--- Data for processing ---

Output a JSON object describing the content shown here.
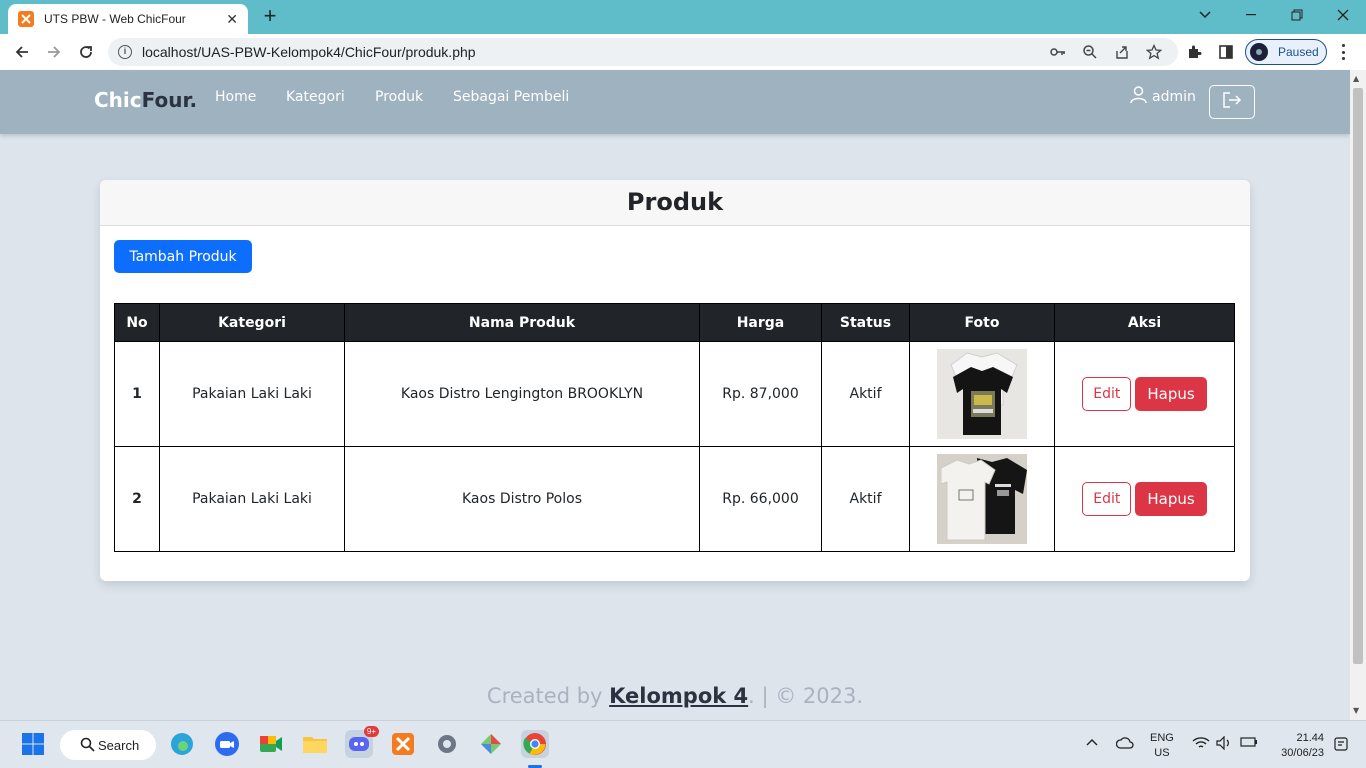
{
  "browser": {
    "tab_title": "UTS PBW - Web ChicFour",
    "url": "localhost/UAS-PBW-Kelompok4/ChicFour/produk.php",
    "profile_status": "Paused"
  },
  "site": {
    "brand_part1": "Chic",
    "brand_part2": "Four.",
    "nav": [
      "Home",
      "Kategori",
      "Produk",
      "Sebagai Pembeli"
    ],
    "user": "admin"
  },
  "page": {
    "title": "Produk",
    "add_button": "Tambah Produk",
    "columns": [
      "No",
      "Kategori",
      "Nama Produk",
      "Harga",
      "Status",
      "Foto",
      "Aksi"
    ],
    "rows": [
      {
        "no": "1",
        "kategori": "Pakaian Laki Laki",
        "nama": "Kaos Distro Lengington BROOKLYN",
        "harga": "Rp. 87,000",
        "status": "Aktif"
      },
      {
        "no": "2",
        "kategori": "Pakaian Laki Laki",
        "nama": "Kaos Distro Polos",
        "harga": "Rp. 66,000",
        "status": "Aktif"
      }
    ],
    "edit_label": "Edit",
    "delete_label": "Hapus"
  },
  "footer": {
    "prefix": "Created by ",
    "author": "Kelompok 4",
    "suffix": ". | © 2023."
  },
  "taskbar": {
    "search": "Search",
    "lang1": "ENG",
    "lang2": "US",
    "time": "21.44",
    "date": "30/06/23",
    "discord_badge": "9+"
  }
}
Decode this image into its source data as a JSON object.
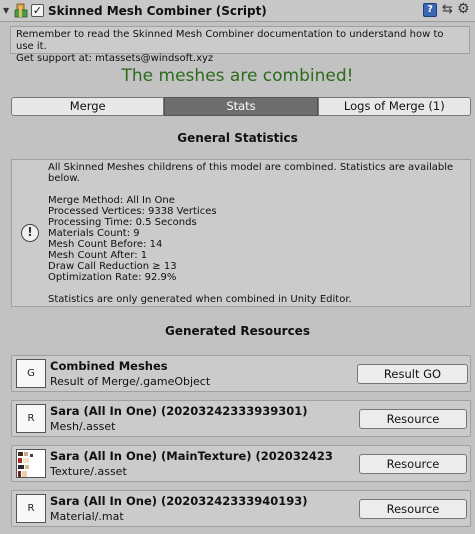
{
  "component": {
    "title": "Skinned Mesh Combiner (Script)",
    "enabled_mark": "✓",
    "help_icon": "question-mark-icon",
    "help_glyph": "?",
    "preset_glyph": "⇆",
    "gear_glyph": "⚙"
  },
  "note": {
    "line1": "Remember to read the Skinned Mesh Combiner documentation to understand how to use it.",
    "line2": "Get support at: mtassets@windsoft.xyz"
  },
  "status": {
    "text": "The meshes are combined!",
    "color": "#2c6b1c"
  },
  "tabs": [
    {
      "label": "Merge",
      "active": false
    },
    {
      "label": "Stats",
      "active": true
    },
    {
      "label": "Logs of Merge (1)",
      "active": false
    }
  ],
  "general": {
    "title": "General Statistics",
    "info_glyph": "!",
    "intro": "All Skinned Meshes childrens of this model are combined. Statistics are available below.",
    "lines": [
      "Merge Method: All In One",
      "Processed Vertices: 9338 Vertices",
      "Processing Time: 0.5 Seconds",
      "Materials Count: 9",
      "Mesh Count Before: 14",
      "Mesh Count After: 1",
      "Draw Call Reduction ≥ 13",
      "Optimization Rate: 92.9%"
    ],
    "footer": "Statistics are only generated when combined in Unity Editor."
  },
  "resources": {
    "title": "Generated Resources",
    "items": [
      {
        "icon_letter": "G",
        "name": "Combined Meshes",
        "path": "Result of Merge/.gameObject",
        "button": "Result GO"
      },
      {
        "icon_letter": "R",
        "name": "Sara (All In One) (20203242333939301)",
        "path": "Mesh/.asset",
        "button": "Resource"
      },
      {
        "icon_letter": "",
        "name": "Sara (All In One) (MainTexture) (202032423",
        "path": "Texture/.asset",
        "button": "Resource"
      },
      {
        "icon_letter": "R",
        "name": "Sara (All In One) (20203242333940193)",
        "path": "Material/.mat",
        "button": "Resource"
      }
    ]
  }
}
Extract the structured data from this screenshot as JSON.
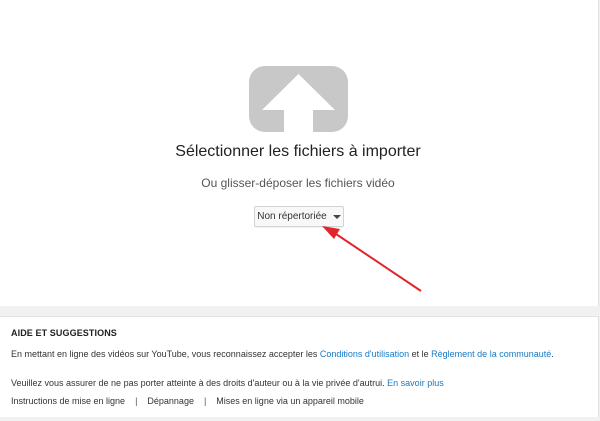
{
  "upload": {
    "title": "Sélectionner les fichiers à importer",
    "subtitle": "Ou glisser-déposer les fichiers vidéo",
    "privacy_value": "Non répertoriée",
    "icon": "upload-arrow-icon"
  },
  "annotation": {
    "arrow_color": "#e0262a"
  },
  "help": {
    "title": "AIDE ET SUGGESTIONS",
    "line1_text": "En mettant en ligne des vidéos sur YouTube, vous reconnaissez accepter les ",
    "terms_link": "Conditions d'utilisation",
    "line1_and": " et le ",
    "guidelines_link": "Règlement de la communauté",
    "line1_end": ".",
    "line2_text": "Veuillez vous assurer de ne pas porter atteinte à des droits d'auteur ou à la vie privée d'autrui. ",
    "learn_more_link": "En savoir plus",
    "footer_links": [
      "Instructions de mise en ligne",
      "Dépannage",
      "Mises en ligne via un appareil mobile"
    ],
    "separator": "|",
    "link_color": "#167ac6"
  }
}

---

Tell how many lines of the material above hold "this", answering with a bare number.

Written solution - 3